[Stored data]

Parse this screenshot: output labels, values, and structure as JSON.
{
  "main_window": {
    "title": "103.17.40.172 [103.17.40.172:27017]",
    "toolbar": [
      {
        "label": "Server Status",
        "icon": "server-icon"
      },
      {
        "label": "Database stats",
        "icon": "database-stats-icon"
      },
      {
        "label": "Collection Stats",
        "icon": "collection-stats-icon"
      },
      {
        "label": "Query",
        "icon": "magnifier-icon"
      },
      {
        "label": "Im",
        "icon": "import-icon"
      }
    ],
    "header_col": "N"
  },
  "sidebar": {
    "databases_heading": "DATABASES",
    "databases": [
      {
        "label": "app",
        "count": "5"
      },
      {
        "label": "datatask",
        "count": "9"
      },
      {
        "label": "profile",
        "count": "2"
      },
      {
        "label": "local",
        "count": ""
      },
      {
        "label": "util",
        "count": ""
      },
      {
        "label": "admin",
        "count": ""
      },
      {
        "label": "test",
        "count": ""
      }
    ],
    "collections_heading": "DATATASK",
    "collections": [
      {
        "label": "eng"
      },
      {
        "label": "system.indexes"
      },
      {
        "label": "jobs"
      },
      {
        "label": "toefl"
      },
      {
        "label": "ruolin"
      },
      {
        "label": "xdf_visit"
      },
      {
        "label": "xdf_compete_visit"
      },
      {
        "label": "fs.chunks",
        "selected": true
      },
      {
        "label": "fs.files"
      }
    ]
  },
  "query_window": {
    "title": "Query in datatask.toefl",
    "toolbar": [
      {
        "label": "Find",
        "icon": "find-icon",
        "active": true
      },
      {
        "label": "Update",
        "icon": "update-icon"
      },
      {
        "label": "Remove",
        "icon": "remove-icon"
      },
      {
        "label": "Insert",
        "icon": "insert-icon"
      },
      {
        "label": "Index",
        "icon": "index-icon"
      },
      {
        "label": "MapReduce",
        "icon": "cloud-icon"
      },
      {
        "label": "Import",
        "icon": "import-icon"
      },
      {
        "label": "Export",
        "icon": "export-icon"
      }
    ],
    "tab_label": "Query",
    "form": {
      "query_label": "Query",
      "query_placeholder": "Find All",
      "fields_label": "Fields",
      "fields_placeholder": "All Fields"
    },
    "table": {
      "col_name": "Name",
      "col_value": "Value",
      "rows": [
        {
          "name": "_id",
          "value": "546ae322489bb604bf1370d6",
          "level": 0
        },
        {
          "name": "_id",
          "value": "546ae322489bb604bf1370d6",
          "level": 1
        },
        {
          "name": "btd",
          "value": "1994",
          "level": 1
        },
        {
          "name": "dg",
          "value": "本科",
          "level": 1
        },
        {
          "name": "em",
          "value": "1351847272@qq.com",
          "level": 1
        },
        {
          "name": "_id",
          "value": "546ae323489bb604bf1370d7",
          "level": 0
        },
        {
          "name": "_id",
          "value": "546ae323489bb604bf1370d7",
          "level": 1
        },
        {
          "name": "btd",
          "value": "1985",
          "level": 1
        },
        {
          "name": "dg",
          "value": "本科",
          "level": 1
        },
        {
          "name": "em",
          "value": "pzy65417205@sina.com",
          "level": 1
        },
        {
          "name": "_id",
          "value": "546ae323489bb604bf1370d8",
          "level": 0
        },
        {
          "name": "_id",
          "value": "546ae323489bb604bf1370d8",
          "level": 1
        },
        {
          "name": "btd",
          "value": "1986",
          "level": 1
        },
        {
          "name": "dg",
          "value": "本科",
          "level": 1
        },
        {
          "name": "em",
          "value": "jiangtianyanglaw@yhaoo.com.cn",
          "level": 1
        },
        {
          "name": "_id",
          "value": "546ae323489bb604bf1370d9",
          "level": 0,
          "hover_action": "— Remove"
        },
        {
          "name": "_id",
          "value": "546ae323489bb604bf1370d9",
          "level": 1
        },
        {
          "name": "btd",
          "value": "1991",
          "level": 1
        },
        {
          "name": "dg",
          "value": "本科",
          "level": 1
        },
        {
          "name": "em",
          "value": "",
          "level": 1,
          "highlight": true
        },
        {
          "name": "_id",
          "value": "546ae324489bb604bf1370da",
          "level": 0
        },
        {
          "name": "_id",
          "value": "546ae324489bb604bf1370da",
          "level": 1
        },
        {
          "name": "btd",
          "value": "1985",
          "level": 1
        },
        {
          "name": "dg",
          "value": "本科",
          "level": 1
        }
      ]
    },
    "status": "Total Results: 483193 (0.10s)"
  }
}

• **The task**
Please quote the records above exactly, without skipping a line.

• **The solution**
Parse this screenshot: output labels, values, and structure as JSON.
{
  "main_window": {
    "title": "103.17.40.172 [103.17.40.172:27017]",
    "toolbar": [
      {
        "label": "Server Status",
        "icon": "server-icon"
      },
      {
        "label": "Database stats",
        "icon": "database-stats-icon"
      },
      {
        "label": "Collection Stats",
        "icon": "collection-stats-icon"
      },
      {
        "label": "Query",
        "icon": "magnifier-icon"
      },
      {
        "label": "Im",
        "icon": "import-icon"
      }
    ],
    "header_col": "N"
  },
  "sidebar": {
    "databases_heading": "DATABASES",
    "databases": [
      {
        "label": "app",
        "count": "5"
      },
      {
        "label": "datatask",
        "count": "9"
      },
      {
        "label": "profile",
        "count": "2"
      },
      {
        "label": "local",
        "count": ""
      },
      {
        "label": "util",
        "count": ""
      },
      {
        "label": "admin",
        "count": ""
      },
      {
        "label": "test",
        "count": ""
      }
    ],
    "collections_heading": "DATATASK",
    "collections": [
      {
        "label": "eng"
      },
      {
        "label": "system.indexes"
      },
      {
        "label": "jobs"
      },
      {
        "label": "toefl"
      },
      {
        "label": "ruolin"
      },
      {
        "label": "xdf_visit"
      },
      {
        "label": "xdf_compete_visit"
      },
      {
        "label": "fs.chunks",
        "selected": true
      },
      {
        "label": "fs.files"
      }
    ]
  },
  "query_window": {
    "title": "Query in datatask.toefl",
    "toolbar": [
      {
        "label": "Find",
        "icon": "find-icon",
        "active": true
      },
      {
        "label": "Update",
        "icon": "update-icon"
      },
      {
        "label": "Remove",
        "icon": "remove-icon"
      },
      {
        "label": "Insert",
        "icon": "insert-icon"
      },
      {
        "label": "Index",
        "icon": "index-icon"
      },
      {
        "label": "MapReduce",
        "icon": "cloud-icon"
      },
      {
        "label": "Import",
        "icon": "import-icon"
      },
      {
        "label": "Export",
        "icon": "export-icon"
      }
    ],
    "tab_label": "Query",
    "form": {
      "query_label": "Query",
      "query_placeholder": "Find All",
      "fields_label": "Fields",
      "fields_placeholder": "All Fields"
    },
    "table": {
      "col_name": "Name",
      "col_value": "Value",
      "rows": [
        {
          "name": "_id",
          "value": "546ae322489bb604bf1370d6",
          "level": 0
        },
        {
          "name": "_id",
          "value": "546ae322489bb604bf1370d6",
          "level": 1
        },
        {
          "name": "btd",
          "value": "1994",
          "level": 1
        },
        {
          "name": "dg",
          "value": "本科",
          "level": 1
        },
        {
          "name": "em",
          "value": "1351847272@qq.com",
          "level": 1
        },
        {
          "name": "_id",
          "value": "546ae323489bb604bf1370d7",
          "level": 0
        },
        {
          "name": "_id",
          "value": "546ae323489bb604bf1370d7",
          "level": 1
        },
        {
          "name": "btd",
          "value": "1985",
          "level": 1
        },
        {
          "name": "dg",
          "value": "本科",
          "level": 1
        },
        {
          "name": "em",
          "value": "pzy65417205@sina.com",
          "level": 1
        },
        {
          "name": "_id",
          "value": "546ae323489bb604bf1370d8",
          "level": 0
        },
        {
          "name": "_id",
          "value": "546ae323489bb604bf1370d8",
          "level": 1
        },
        {
          "name": "btd",
          "value": "1986",
          "level": 1
        },
        {
          "name": "dg",
          "value": "本科",
          "level": 1
        },
        {
          "name": "em",
          "value": "jiangtianyanglaw@yhaoo.com.cn",
          "level": 1
        },
        {
          "name": "_id",
          "value": "546ae323489bb604bf1370d9",
          "level": 0,
          "hover_action": "— Remove"
        },
        {
          "name": "_id",
          "value": "546ae323489bb604bf1370d9",
          "level": 1
        },
        {
          "name": "btd",
          "value": "1991",
          "level": 1
        },
        {
          "name": "dg",
          "value": "本科",
          "level": 1
        },
        {
          "name": "em",
          "value": "",
          "level": 1,
          "highlight": true
        },
        {
          "name": "_id",
          "value": "546ae324489bb604bf1370da",
          "level": 0
        },
        {
          "name": "_id",
          "value": "546ae324489bb604bf1370da",
          "level": 1
        },
        {
          "name": "btd",
          "value": "1985",
          "level": 1
        },
        {
          "name": "dg",
          "value": "本科",
          "level": 1
        }
      ]
    },
    "status": "Total Results: 483193 (0.10s)"
  }
}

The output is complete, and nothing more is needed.